> [Recorded information]:

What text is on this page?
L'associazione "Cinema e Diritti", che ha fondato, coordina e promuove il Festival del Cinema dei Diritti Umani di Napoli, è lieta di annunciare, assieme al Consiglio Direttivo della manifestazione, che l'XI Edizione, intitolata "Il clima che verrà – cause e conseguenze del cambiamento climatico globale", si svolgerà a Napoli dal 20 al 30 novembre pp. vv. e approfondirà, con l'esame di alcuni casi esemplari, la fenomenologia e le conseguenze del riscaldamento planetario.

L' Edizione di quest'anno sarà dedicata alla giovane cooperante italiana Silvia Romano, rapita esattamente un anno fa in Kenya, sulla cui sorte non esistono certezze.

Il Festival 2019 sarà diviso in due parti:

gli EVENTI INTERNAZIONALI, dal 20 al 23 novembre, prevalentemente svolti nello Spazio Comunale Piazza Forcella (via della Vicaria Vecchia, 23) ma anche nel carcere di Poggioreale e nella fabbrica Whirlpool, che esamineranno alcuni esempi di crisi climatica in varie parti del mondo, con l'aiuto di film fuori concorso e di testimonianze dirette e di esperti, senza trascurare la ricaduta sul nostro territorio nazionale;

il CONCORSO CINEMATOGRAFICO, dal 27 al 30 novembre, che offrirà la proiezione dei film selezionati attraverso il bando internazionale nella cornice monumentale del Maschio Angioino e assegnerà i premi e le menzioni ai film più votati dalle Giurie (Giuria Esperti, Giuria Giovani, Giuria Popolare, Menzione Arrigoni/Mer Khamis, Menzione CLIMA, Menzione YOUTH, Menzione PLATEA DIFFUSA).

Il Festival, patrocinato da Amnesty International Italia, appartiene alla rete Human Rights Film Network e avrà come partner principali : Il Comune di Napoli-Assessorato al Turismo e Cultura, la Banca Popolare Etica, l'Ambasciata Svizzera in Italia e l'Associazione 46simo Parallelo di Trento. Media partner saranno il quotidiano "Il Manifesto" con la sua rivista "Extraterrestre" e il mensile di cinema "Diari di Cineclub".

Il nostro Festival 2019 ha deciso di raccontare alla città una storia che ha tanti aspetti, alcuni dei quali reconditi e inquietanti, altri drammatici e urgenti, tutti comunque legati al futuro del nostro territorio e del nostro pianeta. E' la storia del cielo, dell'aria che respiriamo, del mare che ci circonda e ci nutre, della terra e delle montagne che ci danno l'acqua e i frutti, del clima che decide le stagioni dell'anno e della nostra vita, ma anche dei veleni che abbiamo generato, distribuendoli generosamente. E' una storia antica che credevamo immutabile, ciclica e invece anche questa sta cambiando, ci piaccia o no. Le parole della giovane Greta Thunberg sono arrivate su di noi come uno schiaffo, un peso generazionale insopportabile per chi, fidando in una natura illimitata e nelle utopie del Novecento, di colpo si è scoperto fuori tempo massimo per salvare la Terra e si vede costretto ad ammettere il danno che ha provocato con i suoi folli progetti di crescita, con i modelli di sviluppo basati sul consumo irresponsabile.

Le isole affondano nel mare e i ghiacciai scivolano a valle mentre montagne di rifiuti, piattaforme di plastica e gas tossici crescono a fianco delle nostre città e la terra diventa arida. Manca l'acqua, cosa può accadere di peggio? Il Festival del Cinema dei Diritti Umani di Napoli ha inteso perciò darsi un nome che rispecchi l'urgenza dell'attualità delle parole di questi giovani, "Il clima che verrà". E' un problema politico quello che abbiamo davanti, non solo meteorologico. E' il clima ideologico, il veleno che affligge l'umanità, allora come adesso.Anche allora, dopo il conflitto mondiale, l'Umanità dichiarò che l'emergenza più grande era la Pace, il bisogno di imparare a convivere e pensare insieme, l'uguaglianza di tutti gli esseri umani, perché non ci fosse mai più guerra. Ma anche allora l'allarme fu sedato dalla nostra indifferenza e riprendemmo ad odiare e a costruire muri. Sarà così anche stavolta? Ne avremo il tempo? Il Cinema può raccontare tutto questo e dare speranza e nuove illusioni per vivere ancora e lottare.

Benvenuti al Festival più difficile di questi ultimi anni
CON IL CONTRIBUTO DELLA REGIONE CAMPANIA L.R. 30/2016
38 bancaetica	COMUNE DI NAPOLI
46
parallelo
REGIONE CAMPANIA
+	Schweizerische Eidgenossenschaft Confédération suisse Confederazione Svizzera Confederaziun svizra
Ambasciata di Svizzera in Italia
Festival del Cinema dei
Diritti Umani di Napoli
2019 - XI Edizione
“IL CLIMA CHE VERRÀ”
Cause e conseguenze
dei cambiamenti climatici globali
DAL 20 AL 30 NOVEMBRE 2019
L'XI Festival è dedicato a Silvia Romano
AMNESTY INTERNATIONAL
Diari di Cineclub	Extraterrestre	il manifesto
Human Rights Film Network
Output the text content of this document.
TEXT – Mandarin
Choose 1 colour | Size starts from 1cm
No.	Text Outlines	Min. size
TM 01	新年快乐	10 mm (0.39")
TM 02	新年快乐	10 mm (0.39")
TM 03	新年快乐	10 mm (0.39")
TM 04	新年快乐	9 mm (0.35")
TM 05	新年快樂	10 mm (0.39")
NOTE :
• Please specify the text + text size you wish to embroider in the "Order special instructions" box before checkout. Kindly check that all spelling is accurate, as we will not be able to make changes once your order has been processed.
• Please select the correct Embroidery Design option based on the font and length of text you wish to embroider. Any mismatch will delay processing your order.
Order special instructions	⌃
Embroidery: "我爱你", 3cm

> [Task instructions]:
Output all of the data again. Match it exactly.

> [Task output]:
What text is on this page?
L'associazione "Cinema e Diritti", che ha fondato, coordina e promuove il Festival del Cinema dei Diritti Umani di Napoli, è lieta di annunciare, assieme al Consiglio Direttivo della manifestazione, che l'XI Edizione, intitolata "Il clima che verrà – cause e conseguenze del cambiamento climatico globale", si svolgerà a Napoli dal 20 al 30 novembre pp. vv. e approfondirà, con l'esame di alcuni casi esemplari, la fenomenologia e le conseguenze del riscaldamento planetario.

L' Edizione di quest'anno sarà dedicata alla giovane cooperante italiana Silvia Romano, rapita esattamente un anno fa in Kenya, sulla cui sorte non esistono certezze.

Il Festival 2019 sarà diviso in due parti:

gli EVENTI INTERNAZIONALI, dal 20 al 23 novembre, prevalentemente svolti nello Spazio Comunale Piazza Forcella (via della Vicaria Vecchia, 23) ma anche nel carcere di Poggioreale e nella fabbrica Whirlpool, che esamineranno alcuni esempi di crisi climatica in varie parti del mondo, con l'aiuto di film fuori concorso e di testimonianze dirette e di esperti, senza trascurare la ricaduta sul nostro territorio nazionale;

il CONCORSO CINEMATOGRAFICO, dal 27 al 30 novembre, che offrirà la proiezione dei film selezionati attraverso il bando internazionale nella cornice monumentale del Maschio Angioino e assegnerà i premi e le menzioni ai film più votati dalle Giurie (Giuria Esperti, Giuria Giovani, Giuria Popolare, Menzione Arrigoni/Mer Khamis, Menzione CLIMA, Menzione YOUTH, Menzione PLATEA DIFFUSA).

Il Festival, patrocinato da Amnesty International Italia, appartiene alla rete Human Rights Film Network e avrà come partner principali : Il Comune di Napoli-Assessorato al Turismo e Cultura, la Banca Popolare Etica, l'Ambasciata Svizzera in Italia e l'Associazione 46simo Parallelo di Trento. Media partner saranno il quotidiano "Il Manifesto" con la sua rivista "Extraterrestre" e il mensile di cinema "Diari di Cineclub".

Il nostro Festival 2019 ha deciso di raccontare alla città una storia che ha tanti aspetti, alcuni dei quali reconditi e inquietanti, altri drammatici e urgenti, tutti comunque legati al futuro del nostro territorio e del nostro pianeta. E' la storia del cielo, dell'aria che respiriamo, del mare che ci circonda e ci nutre, della terra e delle montagne che ci danno l'acqua e i frutti, del clima che decide le stagioni dell'anno e della nostra vita, ma anche dei veleni che abbiamo generato, distribuendoli generosamente. E' una storia antica che credevamo immutabile, ciclica e invece anche questa sta cambiando, ci piaccia o no. Le parole della giovane Greta Thunberg sono arrivate su di noi come uno schiaffo, un peso generazionale insopportabile per chi, fidando in una natura illimitata e nelle utopie del Novecento, di colpo si è scoperto fuori tempo massimo per salvare la Terra e si vede costretto ad ammettere il danno che ha provocato con i suoi folli progetti di crescita, con i modelli di sviluppo basati sul consumo irresponsabile.

Le isole affondano nel mare e i ghiacciai scivolano a valle mentre montagne di rifiuti, piattaforme di plastica e gas tossici crescono a fianco delle nostre città e la terra diventa arida. Manca l'acqua, cosa può accadere di peggio? Il Festival del Cinema dei Diritti Umani di Napoli ha inteso perciò darsi un nome che rispecchi l'urgenza dell'attualità delle parole di questi giovani, "Il clima che verrà". E' un problema politico quello che abbiamo davanti, non solo meteorologico. E' il clima ideologico, il veleno che affligge l'umanità, allora come adesso.Anche allora, dopo il conflitto mondiale, l'Umanità dichiarò che l'emergenza più grande era la Pace, il bisogno di imparare a convivere e pensare insieme, l'uguaglianza di tutti gli esseri umani, perché non ci fosse mai più guerra. Ma anche allora l'allarme fu sedato dalla nostra indifferenza e riprendemmo ad odiare e a costruire muri. Sarà così anche stavolta? Ne avremo il tempo? Il Cinema può raccontare tutto questo e dare speranza e nuove illusioni per vivere ancora e lottare.

Benvenuti al Festival più difficile di questi ultimi anni
CON IL CONTRIBUTO DELLA REGIONE CAMPANIA L.R. 30/2016
38 bancaetica	COMUNE DI NAPOLI
46
parallelo
REGIONE CAMPANIA
+	Schweizerische Eidgenossenschaft Confédération suisse Confederazione Svizzera Confederaziun svizra
Ambasciata di Svizzera in Italia
Festival del Cinema dei
Diritti Umani di Napoli
2019 - XI Edizione
“IL CLIMA CHE VERRÀ”
Cause e conseguenze
dei cambiamenti climatici globali
DAL 20 AL 30 NOVEMBRE 2019
L'XI Festival è dedicato a Silvia Romano
AMNESTY INTERNATIONAL
Diari di Cineclub	Extraterrestre	il manifesto
Human Rights Film Network
Output the text content of this document.
TEXT – Mandarin
Choose 1 colour | Size starts from 1cm
No.	Text Outlines	Min. size
TM 01	新年快乐	10 mm (0.39")
TM 02	新年快乐	10 mm (0.39")
TM 03	新年快乐	10 mm (0.39")
TM 04	新年快乐	9 mm (0.35")
TM 05	新年快樂	10 mm (0.39")
NOTE :
• Please specify the text + text size you wish to embroider in the "Order special instructions" box before checkout. Kindly check that all spelling is accurate, as we will not be able to make changes once your order has been processed.
• Please select the correct Embroidery Design option based on the font and length of text you wish to embroider. Any mismatch will delay processing your order.
Order special instructions	⌃
Embroidery: "我爱你", 3cm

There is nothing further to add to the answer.